◆ WHAT NEEDS TO BE DONE: Set each entry down verbatim, omitting images.

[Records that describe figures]

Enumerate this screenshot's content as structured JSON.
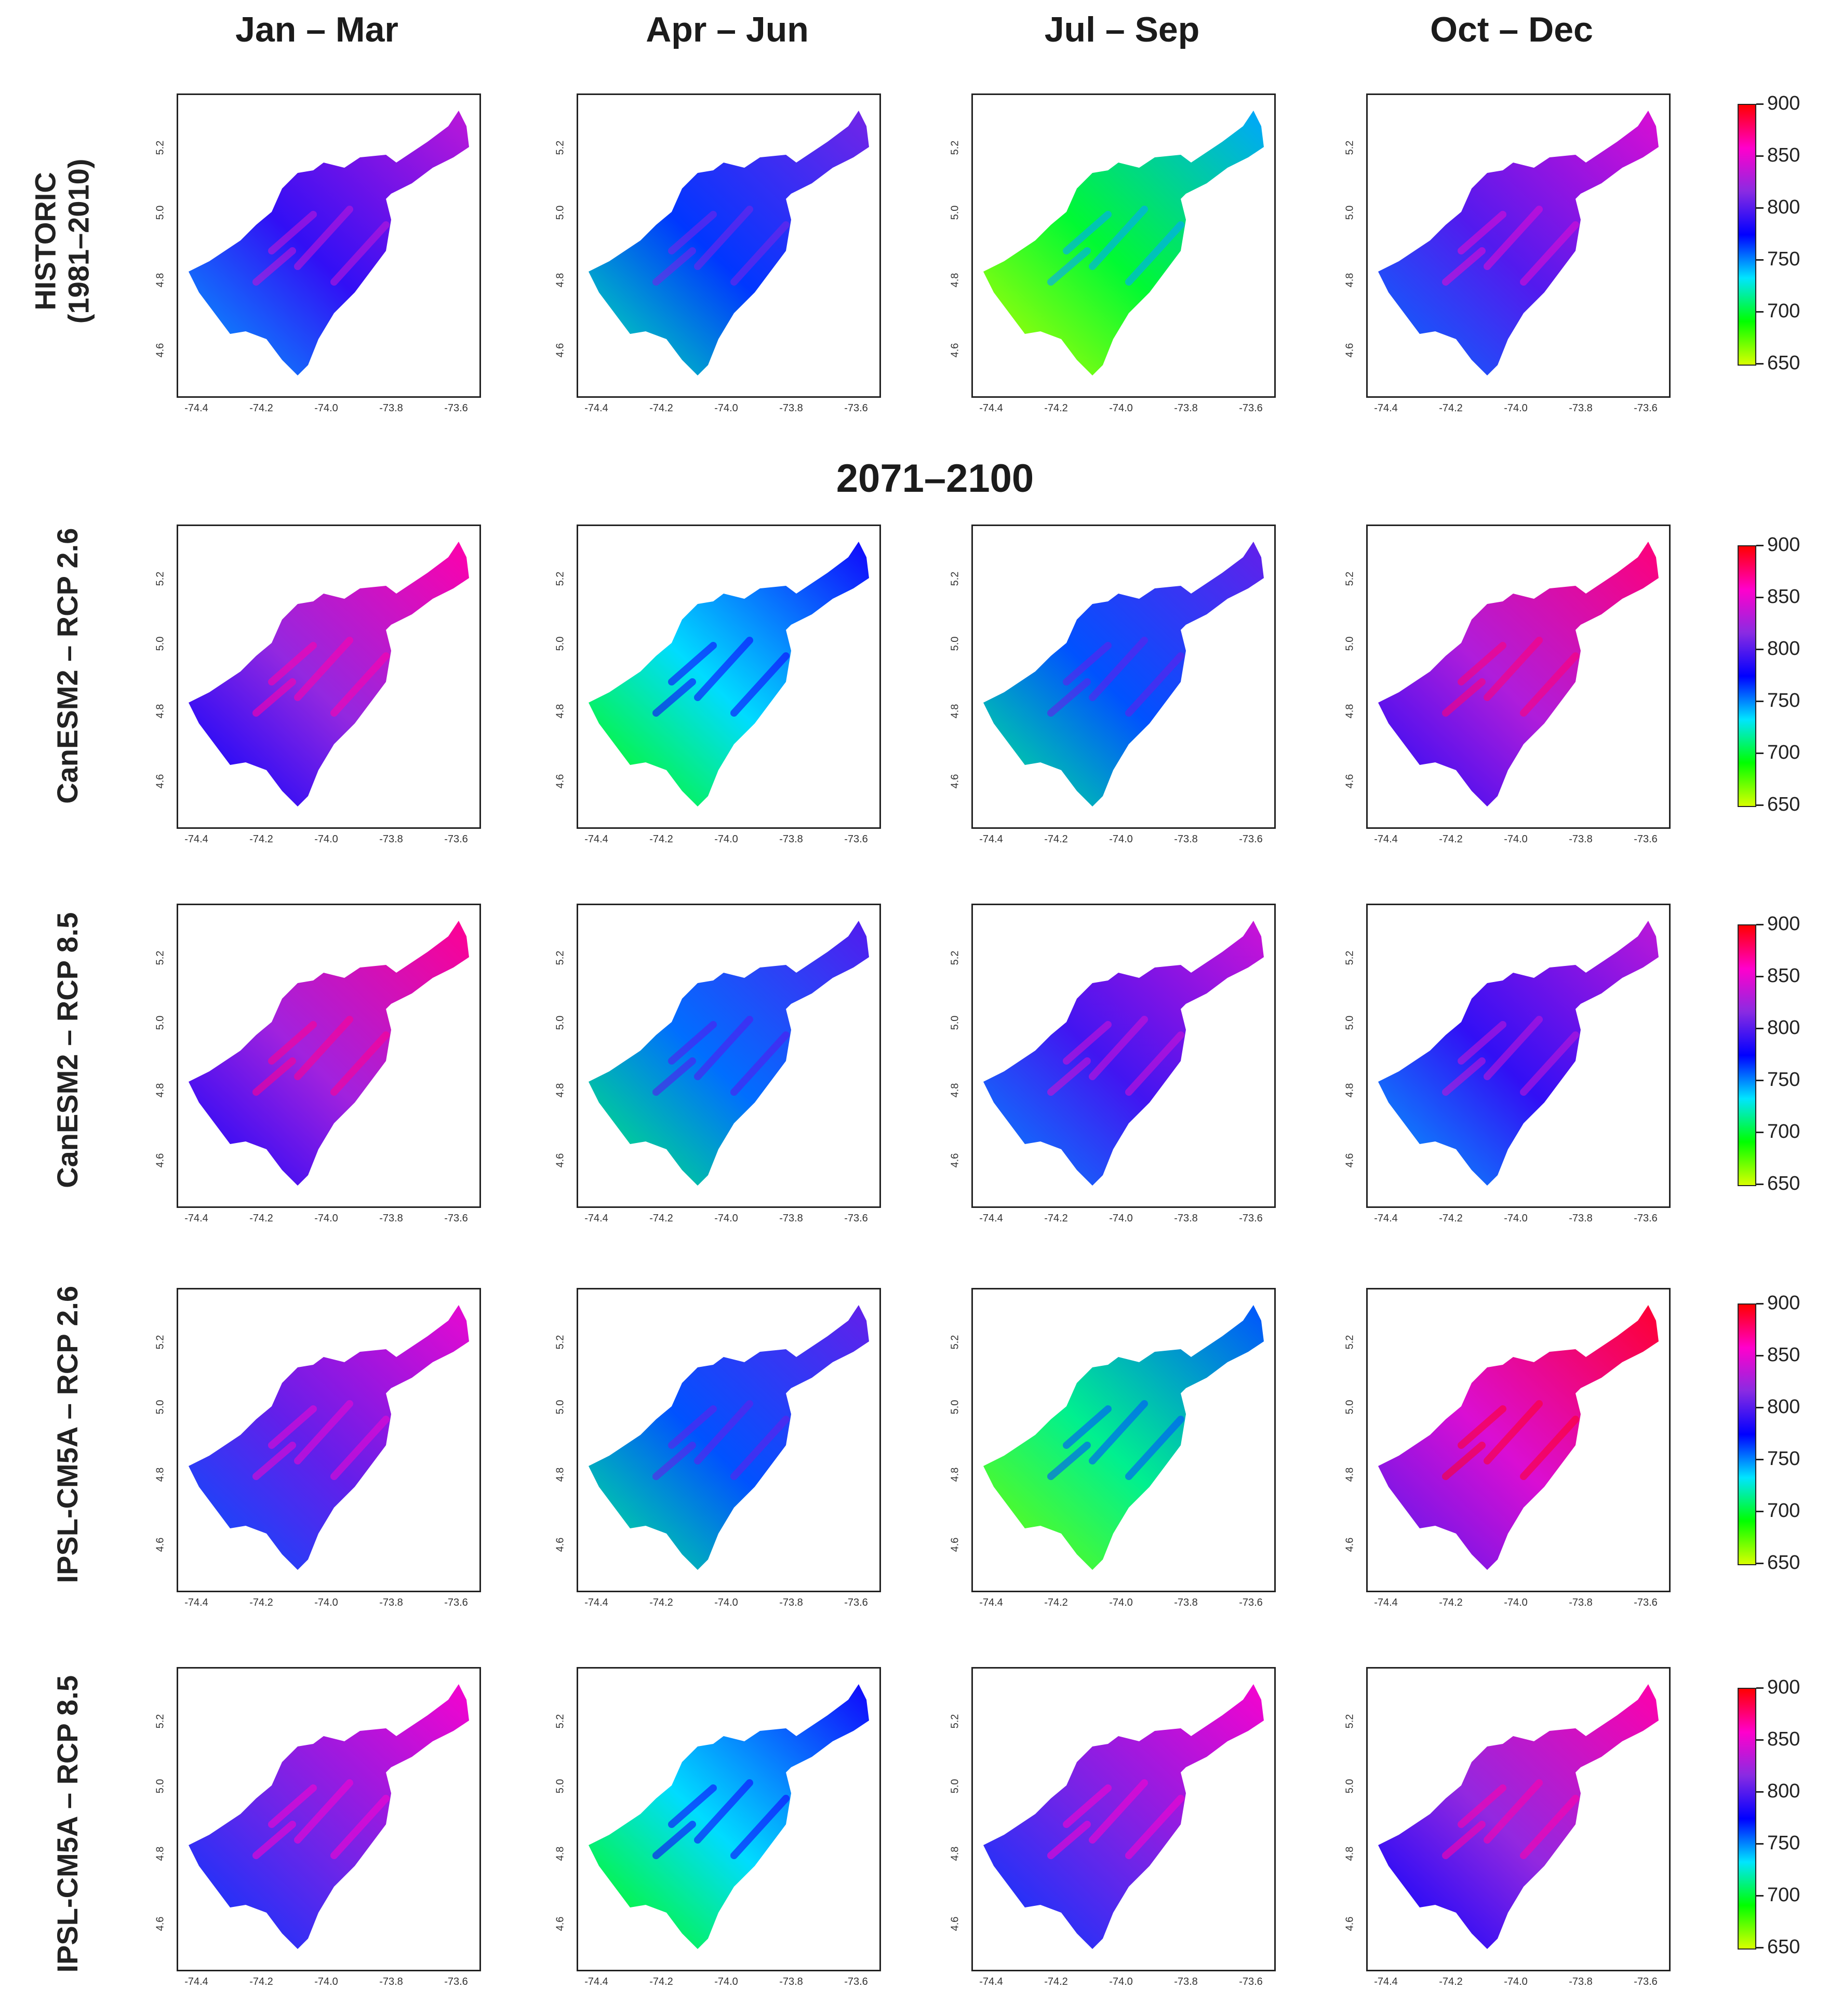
{
  "columns": [
    "Jan – Mar",
    "Apr – Jun",
    "Jul – Sep",
    "Oct – Dec"
  ],
  "period_title": "2071–2100",
  "rows": [
    {
      "label_line1": "HISTORIC",
      "label_line2": "(1981–2010)",
      "values": [
        790,
        765,
        700,
        800
      ]
    },
    {
      "label_line1": "CanESM2 – RCP 2.6",
      "label_line2": "",
      "values": [
        820,
        735,
        760,
        830
      ]
    },
    {
      "label_line1": "CanESM2 – RCP 8.5",
      "label_line2": "",
      "values": [
        825,
        755,
        795,
        790
      ]
    },
    {
      "label_line1": "IPSL-CM5A – RCP 2.6",
      "label_line2": "",
      "values": [
        805,
        760,
        715,
        845
      ]
    },
    {
      "label_line1": "IPSL-CM5A – RCP 8.5",
      "label_line2": "",
      "values": [
        810,
        735,
        810,
        820
      ]
    }
  ],
  "x_ticks": [
    "-74.4",
    "-74.2",
    "-74.0",
    "-73.8",
    "-73.6"
  ],
  "y_ticks": [
    "4.6",
    "4.8",
    "5.0",
    "5.2"
  ],
  "colorbar": {
    "ticks": [
      "900",
      "850",
      "800",
      "750",
      "700",
      "650"
    ],
    "min": 650,
    "max": 900,
    "colors": [
      "#ff0000",
      "#ff00cc",
      "#8a2be2",
      "#0000ff",
      "#00e5ff",
      "#00ff00",
      "#d8ff00"
    ]
  }
}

◆ FINISHED ANSWER:
Enumerate this screenshot's content as structured JSON.
{
  "columns": [
    "Jan – Mar",
    "Apr – Jun",
    "Jul – Sep",
    "Oct – Dec"
  ],
  "period_title": "2071–2100",
  "rows": [
    {
      "label_line1": "HISTORIC",
      "label_line2": "(1981–2010)",
      "values": [
        790,
        765,
        700,
        800
      ]
    },
    {
      "label_line1": "CanESM2 – RCP 2.6",
      "label_line2": "",
      "values": [
        820,
        735,
        760,
        830
      ]
    },
    {
      "label_line1": "CanESM2 – RCP 8.5",
      "label_line2": "",
      "values": [
        825,
        755,
        795,
        790
      ]
    },
    {
      "label_line1": "IPSL-CM5A – RCP 2.6",
      "label_line2": "",
      "values": [
        805,
        760,
        715,
        845
      ]
    },
    {
      "label_line1": "IPSL-CM5A – RCP 8.5",
      "label_line2": "",
      "values": [
        810,
        735,
        810,
        820
      ]
    }
  ],
  "x_ticks": [
    "-74.4",
    "-74.2",
    "-74.0",
    "-73.8",
    "-73.6"
  ],
  "y_ticks": [
    "4.6",
    "4.8",
    "5.0",
    "5.2"
  ],
  "colorbar": {
    "ticks": [
      "900",
      "850",
      "800",
      "750",
      "700",
      "650"
    ],
    "min": 650,
    "max": 900,
    "colors": [
      "#ff0000",
      "#ff00cc",
      "#8a2be2",
      "#0000ff",
      "#00e5ff",
      "#00ff00",
      "#d8ff00"
    ]
  }
}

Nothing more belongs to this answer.